PROBLEM DETAILS
Extract the whole listing as it stands. Do not include the pictures.

= = = = =

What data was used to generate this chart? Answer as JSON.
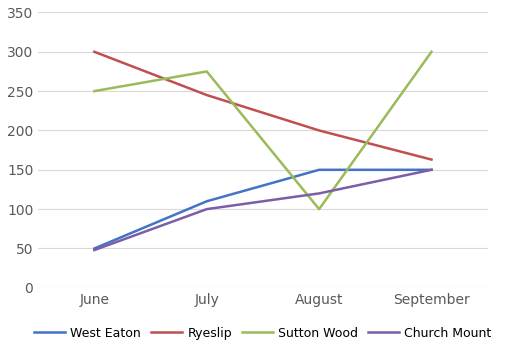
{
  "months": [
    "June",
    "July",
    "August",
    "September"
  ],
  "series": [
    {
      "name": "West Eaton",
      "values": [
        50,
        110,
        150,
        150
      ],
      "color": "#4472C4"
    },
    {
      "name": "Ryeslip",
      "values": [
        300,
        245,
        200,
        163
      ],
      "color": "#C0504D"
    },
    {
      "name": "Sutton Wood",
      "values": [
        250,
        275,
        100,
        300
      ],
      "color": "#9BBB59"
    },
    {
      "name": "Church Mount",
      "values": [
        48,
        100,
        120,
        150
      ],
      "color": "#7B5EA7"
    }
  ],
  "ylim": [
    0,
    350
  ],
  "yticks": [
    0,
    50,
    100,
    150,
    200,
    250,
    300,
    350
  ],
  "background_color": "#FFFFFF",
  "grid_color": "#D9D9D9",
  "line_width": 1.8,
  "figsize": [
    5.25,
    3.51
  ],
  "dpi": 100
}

= = = = =

RESPONSE TO THIS EXERCISE
What data was used to generate this chart? Answer as JSON.
{
  "months": [
    "June",
    "July",
    "August",
    "September"
  ],
  "series": [
    {
      "name": "West Eaton",
      "values": [
        50,
        110,
        150,
        150
      ],
      "color": "#4472C4"
    },
    {
      "name": "Ryeslip",
      "values": [
        300,
        245,
        200,
        163
      ],
      "color": "#C0504D"
    },
    {
      "name": "Sutton Wood",
      "values": [
        250,
        275,
        100,
        300
      ],
      "color": "#9BBB59"
    },
    {
      "name": "Church Mount",
      "values": [
        48,
        100,
        120,
        150
      ],
      "color": "#7B5EA7"
    }
  ],
  "ylim": [
    0,
    350
  ],
  "yticks": [
    0,
    50,
    100,
    150,
    200,
    250,
    300,
    350
  ],
  "background_color": "#FFFFFF",
  "grid_color": "#D9D9D9",
  "line_width": 1.8,
  "figsize": [
    5.25,
    3.51
  ],
  "dpi": 100
}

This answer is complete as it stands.